*What to work on*: Exclude any images and output the remaining records exactly.

*Data extract*:
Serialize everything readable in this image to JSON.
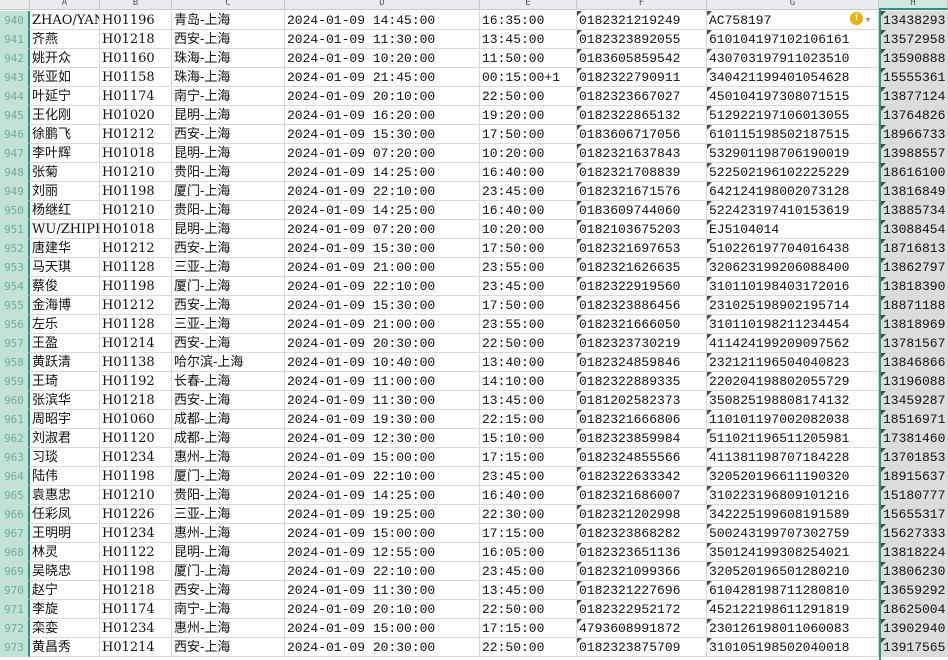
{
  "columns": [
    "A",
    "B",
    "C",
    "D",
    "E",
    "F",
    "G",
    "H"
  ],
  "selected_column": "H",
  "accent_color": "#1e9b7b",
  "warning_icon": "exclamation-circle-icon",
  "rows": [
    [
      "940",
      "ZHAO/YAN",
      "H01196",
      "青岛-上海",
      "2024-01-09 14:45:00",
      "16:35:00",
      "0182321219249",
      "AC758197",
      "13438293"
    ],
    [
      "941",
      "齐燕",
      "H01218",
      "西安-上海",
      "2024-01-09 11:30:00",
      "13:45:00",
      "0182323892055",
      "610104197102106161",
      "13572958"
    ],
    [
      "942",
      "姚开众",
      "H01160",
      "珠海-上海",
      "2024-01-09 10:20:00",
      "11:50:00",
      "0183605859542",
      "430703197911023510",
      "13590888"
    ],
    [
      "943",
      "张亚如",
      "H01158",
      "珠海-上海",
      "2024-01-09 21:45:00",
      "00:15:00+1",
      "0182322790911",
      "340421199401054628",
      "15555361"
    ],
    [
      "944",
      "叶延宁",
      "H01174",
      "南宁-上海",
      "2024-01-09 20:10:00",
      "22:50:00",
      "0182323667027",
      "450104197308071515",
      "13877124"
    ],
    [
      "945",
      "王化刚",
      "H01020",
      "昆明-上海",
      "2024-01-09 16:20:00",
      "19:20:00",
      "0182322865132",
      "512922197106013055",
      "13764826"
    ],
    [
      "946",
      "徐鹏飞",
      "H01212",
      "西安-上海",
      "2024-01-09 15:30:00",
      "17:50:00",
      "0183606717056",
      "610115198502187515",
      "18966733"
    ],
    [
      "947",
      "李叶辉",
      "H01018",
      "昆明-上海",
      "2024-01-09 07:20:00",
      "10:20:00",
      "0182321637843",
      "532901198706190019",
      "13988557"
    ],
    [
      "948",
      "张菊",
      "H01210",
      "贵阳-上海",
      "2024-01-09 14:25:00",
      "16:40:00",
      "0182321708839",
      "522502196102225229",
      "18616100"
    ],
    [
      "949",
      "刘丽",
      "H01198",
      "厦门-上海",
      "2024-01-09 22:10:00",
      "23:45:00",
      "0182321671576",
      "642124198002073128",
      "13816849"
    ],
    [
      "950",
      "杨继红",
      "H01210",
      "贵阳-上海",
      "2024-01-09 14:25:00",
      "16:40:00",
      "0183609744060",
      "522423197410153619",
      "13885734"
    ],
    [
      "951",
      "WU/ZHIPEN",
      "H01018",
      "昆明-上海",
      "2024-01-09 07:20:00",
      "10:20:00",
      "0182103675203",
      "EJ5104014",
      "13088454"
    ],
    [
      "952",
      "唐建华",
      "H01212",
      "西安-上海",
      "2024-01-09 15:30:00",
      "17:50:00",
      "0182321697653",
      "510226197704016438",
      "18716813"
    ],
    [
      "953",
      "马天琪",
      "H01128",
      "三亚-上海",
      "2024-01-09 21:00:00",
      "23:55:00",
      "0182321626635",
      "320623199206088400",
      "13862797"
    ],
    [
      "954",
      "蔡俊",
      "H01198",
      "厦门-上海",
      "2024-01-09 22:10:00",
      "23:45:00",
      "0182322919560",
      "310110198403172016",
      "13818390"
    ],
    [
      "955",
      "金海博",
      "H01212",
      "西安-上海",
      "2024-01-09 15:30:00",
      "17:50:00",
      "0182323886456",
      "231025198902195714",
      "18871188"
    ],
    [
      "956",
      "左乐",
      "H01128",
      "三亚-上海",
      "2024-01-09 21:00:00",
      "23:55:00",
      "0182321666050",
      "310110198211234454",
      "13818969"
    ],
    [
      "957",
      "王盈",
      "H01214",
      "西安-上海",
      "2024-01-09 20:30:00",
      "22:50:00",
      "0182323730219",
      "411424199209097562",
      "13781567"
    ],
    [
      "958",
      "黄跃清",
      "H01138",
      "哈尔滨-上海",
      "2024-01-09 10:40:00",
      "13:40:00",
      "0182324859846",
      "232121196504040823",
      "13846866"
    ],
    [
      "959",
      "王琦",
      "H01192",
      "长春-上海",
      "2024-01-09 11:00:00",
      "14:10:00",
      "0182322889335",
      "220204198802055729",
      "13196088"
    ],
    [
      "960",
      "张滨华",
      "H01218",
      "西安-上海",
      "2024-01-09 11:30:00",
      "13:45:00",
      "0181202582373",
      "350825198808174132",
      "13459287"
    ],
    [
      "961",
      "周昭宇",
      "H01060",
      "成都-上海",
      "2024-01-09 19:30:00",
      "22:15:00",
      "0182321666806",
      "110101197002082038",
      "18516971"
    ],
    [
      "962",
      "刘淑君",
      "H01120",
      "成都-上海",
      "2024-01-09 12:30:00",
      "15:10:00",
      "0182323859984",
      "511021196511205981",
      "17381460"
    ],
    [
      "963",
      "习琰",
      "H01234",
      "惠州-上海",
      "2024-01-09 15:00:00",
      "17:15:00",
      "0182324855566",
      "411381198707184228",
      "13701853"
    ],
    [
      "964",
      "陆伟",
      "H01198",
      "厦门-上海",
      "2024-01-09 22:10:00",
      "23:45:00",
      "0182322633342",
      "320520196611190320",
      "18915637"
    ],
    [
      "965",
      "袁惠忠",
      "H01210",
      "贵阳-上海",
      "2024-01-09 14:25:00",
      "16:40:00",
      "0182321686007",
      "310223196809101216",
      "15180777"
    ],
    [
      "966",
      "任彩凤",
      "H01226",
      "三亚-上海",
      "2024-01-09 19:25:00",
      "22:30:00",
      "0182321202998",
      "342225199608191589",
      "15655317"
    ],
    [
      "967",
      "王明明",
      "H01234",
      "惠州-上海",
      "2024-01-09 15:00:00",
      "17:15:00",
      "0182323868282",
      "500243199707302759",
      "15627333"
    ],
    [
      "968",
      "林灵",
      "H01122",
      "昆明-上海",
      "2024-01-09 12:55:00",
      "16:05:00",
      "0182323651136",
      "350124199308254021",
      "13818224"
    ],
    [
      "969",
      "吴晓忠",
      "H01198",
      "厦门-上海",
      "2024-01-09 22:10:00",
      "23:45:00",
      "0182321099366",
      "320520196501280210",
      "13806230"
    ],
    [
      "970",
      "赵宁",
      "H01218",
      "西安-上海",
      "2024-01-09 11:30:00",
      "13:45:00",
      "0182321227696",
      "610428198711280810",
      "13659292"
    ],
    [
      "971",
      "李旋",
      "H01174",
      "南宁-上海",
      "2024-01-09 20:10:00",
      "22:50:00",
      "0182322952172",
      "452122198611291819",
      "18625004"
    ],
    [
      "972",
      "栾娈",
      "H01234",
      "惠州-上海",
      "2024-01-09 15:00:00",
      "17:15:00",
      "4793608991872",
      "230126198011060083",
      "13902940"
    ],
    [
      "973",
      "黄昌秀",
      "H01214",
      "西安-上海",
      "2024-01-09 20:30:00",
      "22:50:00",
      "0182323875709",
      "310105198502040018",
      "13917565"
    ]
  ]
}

*Task output*:
Serialize everything readable in this image to JSON.
{
  "columns": [
    "A",
    "B",
    "C",
    "D",
    "E",
    "F",
    "G",
    "H"
  ],
  "selected_column": "H",
  "accent_color": "#1e9b7b",
  "warning_icon": "exclamation-circle-icon",
  "rows": [
    [
      "940",
      "ZHAO/YAN",
      "H01196",
      "青岛-上海",
      "2024-01-09 14:45:00",
      "16:35:00",
      "0182321219249",
      "AC758197",
      "13438293"
    ],
    [
      "941",
      "齐燕",
      "H01218",
      "西安-上海",
      "2024-01-09 11:30:00",
      "13:45:00",
      "0182323892055",
      "610104197102106161",
      "13572958"
    ],
    [
      "942",
      "姚开众",
      "H01160",
      "珠海-上海",
      "2024-01-09 10:20:00",
      "11:50:00",
      "0183605859542",
      "430703197911023510",
      "13590888"
    ],
    [
      "943",
      "张亚如",
      "H01158",
      "珠海-上海",
      "2024-01-09 21:45:00",
      "00:15:00+1",
      "0182322790911",
      "340421199401054628",
      "15555361"
    ],
    [
      "944",
      "叶延宁",
      "H01174",
      "南宁-上海",
      "2024-01-09 20:10:00",
      "22:50:00",
      "0182323667027",
      "450104197308071515",
      "13877124"
    ],
    [
      "945",
      "王化刚",
      "H01020",
      "昆明-上海",
      "2024-01-09 16:20:00",
      "19:20:00",
      "0182322865132",
      "512922197106013055",
      "13764826"
    ],
    [
      "946",
      "徐鹏飞",
      "H01212",
      "西安-上海",
      "2024-01-09 15:30:00",
      "17:50:00",
      "0183606717056",
      "610115198502187515",
      "18966733"
    ],
    [
      "947",
      "李叶辉",
      "H01018",
      "昆明-上海",
      "2024-01-09 07:20:00",
      "10:20:00",
      "0182321637843",
      "532901198706190019",
      "13988557"
    ],
    [
      "948",
      "张菊",
      "H01210",
      "贵阳-上海",
      "2024-01-09 14:25:00",
      "16:40:00",
      "0182321708839",
      "522502196102225229",
      "18616100"
    ],
    [
      "949",
      "刘丽",
      "H01198",
      "厦门-上海",
      "2024-01-09 22:10:00",
      "23:45:00",
      "0182321671576",
      "642124198002073128",
      "13816849"
    ],
    [
      "950",
      "杨继红",
      "H01210",
      "贵阳-上海",
      "2024-01-09 14:25:00",
      "16:40:00",
      "0183609744060",
      "522423197410153619",
      "13885734"
    ],
    [
      "951",
      "WU/ZHIPEN",
      "H01018",
      "昆明-上海",
      "2024-01-09 07:20:00",
      "10:20:00",
      "0182103675203",
      "EJ5104014",
      "13088454"
    ],
    [
      "952",
      "唐建华",
      "H01212",
      "西安-上海",
      "2024-01-09 15:30:00",
      "17:50:00",
      "0182321697653",
      "510226197704016438",
      "18716813"
    ],
    [
      "953",
      "马天琪",
      "H01128",
      "三亚-上海",
      "2024-01-09 21:00:00",
      "23:55:00",
      "0182321626635",
      "320623199206088400",
      "13862797"
    ],
    [
      "954",
      "蔡俊",
      "H01198",
      "厦门-上海",
      "2024-01-09 22:10:00",
      "23:45:00",
      "0182322919560",
      "310110198403172016",
      "13818390"
    ],
    [
      "955",
      "金海博",
      "H01212",
      "西安-上海",
      "2024-01-09 15:30:00",
      "17:50:00",
      "0182323886456",
      "231025198902195714",
      "18871188"
    ],
    [
      "956",
      "左乐",
      "H01128",
      "三亚-上海",
      "2024-01-09 21:00:00",
      "23:55:00",
      "0182321666050",
      "310110198211234454",
      "13818969"
    ],
    [
      "957",
      "王盈",
      "H01214",
      "西安-上海",
      "2024-01-09 20:30:00",
      "22:50:00",
      "0182323730219",
      "411424199209097562",
      "13781567"
    ],
    [
      "958",
      "黄跃清",
      "H01138",
      "哈尔滨-上海",
      "2024-01-09 10:40:00",
      "13:40:00",
      "0182324859846",
      "232121196504040823",
      "13846866"
    ],
    [
      "959",
      "王琦",
      "H01192",
      "长春-上海",
      "2024-01-09 11:00:00",
      "14:10:00",
      "0182322889335",
      "220204198802055729",
      "13196088"
    ],
    [
      "960",
      "张滨华",
      "H01218",
      "西安-上海",
      "2024-01-09 11:30:00",
      "13:45:00",
      "0181202582373",
      "350825198808174132",
      "13459287"
    ],
    [
      "961",
      "周昭宇",
      "H01060",
      "成都-上海",
      "2024-01-09 19:30:00",
      "22:15:00",
      "0182321666806",
      "110101197002082038",
      "18516971"
    ],
    [
      "962",
      "刘淑君",
      "H01120",
      "成都-上海",
      "2024-01-09 12:30:00",
      "15:10:00",
      "0182323859984",
      "511021196511205981",
      "17381460"
    ],
    [
      "963",
      "习琰",
      "H01234",
      "惠州-上海",
      "2024-01-09 15:00:00",
      "17:15:00",
      "0182324855566",
      "411381198707184228",
      "13701853"
    ],
    [
      "964",
      "陆伟",
      "H01198",
      "厦门-上海",
      "2024-01-09 22:10:00",
      "23:45:00",
      "0182322633342",
      "320520196611190320",
      "18915637"
    ],
    [
      "965",
      "袁惠忠",
      "H01210",
      "贵阳-上海",
      "2024-01-09 14:25:00",
      "16:40:00",
      "0182321686007",
      "310223196809101216",
      "15180777"
    ],
    [
      "966",
      "任彩凤",
      "H01226",
      "三亚-上海",
      "2024-01-09 19:25:00",
      "22:30:00",
      "0182321202998",
      "342225199608191589",
      "15655317"
    ],
    [
      "967",
      "王明明",
      "H01234",
      "惠州-上海",
      "2024-01-09 15:00:00",
      "17:15:00",
      "0182323868282",
      "500243199707302759",
      "15627333"
    ],
    [
      "968",
      "林灵",
      "H01122",
      "昆明-上海",
      "2024-01-09 12:55:00",
      "16:05:00",
      "0182323651136",
      "350124199308254021",
      "13818224"
    ],
    [
      "969",
      "吴晓忠",
      "H01198",
      "厦门-上海",
      "2024-01-09 22:10:00",
      "23:45:00",
      "0182321099366",
      "320520196501280210",
      "13806230"
    ],
    [
      "970",
      "赵宁",
      "H01218",
      "西安-上海",
      "2024-01-09 11:30:00",
      "13:45:00",
      "0182321227696",
      "610428198711280810",
      "13659292"
    ],
    [
      "971",
      "李旋",
      "H01174",
      "南宁-上海",
      "2024-01-09 20:10:00",
      "22:50:00",
      "0182322952172",
      "452122198611291819",
      "18625004"
    ],
    [
      "972",
      "栾娈",
      "H01234",
      "惠州-上海",
      "2024-01-09 15:00:00",
      "17:15:00",
      "4793608991872",
      "230126198011060083",
      "13902940"
    ],
    [
      "973",
      "黄昌秀",
      "H01214",
      "西安-上海",
      "2024-01-09 20:30:00",
      "22:50:00",
      "0182323875709",
      "310105198502040018",
      "13917565"
    ]
  ]
}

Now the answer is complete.